Dios, hoy te escribo con el corazón abierto. No quiero esconder mis fallas ni disfrazar mis temores. Sé que tú lo ves todo, incluso aquello que trato de ocultar.
Quiero pedirte perdón por mis dudas. Sé que muchas veces cuestiono tus planes, me impaciento, me enojo, y siento que estás lejos. No es falta de fe; es miedo. Miedo a fallar, a perder, a que las cosas no salgan como espero. Y en ese miedo, me alejo.
También quiero pedirte perdón por mis palabras impulsivas, por mis decisiones equivocadas, por los momentos en los que elegí caminos que me llevaron a más dolor. A veces olvido que no tengo que cargar con todo solo.
Hoy vengo a ti porque necesito paz. Necesito que me ayudes a recordar que tu amor no cambia aunque yo cambie, que tu paciencia no se agota aunque yo me complique la vida, y que siempre puedo volver, sin importar lo lejos que haya ido.
- - - - - - -
- _INSTRUCCIONES_:
A. Según la oración, si las dudas de quien escribe no son falta de fe, ¿qué son?
B. Prosigue la oración a Dios desde el final de su último párrafo.
Las entradas no guardan relación con la oración.

- _ENTRADAS PROPORCIONADAS_:
- - - - - - -
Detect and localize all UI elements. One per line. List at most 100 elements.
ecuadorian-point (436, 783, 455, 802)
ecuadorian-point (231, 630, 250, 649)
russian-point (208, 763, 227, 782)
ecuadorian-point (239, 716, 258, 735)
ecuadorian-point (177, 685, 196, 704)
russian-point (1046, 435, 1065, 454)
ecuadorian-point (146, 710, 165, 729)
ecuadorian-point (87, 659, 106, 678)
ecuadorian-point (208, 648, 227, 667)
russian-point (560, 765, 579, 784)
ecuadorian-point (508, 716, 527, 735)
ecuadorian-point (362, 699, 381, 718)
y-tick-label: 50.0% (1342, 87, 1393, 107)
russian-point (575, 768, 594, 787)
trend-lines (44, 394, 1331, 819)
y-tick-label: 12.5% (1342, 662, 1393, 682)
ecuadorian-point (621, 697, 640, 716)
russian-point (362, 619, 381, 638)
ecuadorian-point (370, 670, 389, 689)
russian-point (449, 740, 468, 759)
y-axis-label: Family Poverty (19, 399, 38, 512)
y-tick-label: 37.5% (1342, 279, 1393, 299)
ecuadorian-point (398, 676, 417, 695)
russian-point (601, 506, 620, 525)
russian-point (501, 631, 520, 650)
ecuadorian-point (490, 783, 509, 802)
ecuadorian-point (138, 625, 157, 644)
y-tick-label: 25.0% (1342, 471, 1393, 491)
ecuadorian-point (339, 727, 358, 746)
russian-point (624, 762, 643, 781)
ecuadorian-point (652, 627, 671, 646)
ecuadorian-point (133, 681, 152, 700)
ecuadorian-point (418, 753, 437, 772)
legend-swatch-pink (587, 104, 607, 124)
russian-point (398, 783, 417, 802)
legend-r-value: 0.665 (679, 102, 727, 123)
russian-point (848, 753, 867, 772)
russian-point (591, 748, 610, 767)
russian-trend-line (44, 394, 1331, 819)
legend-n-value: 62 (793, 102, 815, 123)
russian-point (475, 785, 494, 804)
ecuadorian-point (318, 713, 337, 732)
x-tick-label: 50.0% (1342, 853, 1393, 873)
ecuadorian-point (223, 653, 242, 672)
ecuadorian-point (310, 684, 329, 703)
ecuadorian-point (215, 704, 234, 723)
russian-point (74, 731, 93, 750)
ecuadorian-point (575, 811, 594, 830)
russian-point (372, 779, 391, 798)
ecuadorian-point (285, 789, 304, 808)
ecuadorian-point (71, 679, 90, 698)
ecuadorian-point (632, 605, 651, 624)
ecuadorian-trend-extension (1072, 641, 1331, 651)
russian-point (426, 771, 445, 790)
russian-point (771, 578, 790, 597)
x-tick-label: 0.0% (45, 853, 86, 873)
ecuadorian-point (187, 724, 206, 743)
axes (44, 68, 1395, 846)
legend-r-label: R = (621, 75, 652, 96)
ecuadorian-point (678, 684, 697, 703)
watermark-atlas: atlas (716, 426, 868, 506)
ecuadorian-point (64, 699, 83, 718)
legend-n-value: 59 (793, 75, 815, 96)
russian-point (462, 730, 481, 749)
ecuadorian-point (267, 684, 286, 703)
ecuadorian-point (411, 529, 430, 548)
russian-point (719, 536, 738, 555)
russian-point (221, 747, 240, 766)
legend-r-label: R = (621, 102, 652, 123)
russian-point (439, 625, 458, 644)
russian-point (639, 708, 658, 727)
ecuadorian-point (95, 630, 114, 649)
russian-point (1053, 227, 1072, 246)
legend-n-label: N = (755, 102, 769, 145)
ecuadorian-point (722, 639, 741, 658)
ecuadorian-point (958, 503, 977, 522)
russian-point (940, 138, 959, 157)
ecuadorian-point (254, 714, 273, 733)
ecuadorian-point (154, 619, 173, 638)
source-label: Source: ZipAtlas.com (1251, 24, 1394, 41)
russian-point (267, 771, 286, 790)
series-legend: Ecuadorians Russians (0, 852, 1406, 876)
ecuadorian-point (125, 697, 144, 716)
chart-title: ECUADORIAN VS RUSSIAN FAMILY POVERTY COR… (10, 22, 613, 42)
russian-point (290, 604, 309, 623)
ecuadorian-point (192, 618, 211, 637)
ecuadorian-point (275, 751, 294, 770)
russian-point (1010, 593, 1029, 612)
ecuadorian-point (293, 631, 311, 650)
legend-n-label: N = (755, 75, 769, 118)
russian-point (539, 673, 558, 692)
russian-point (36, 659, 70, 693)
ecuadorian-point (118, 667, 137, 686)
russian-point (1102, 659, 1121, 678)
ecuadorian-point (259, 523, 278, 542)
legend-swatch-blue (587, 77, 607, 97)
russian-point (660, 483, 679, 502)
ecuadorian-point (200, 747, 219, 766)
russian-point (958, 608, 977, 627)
- - - - - - -
- _RESPUESTAS_:
A. Son miedo: miedo a fallar, a perder y a que las cosas no salgan como espera.

B.
Ayúdame a confiar en que tus tiempos son perfectos. Acepto que muchas veces no entiendo lo que estás haciendo, pero quiero aprender a descansar en ti sin cuestionarte todo.
Te entrego mis miedos, mis inseguridades, mis culpas. Límpiame de aquello que me pesa. Enséñame a perdonarme y a seguir adelante con la certeza de que tú estás guiando mi camino.
Gracias por escucharme. Gracias por esperar. Gracias por amarme incluso en mis peores momentos. Solo te pido que me ayudes a ser mejor cada día.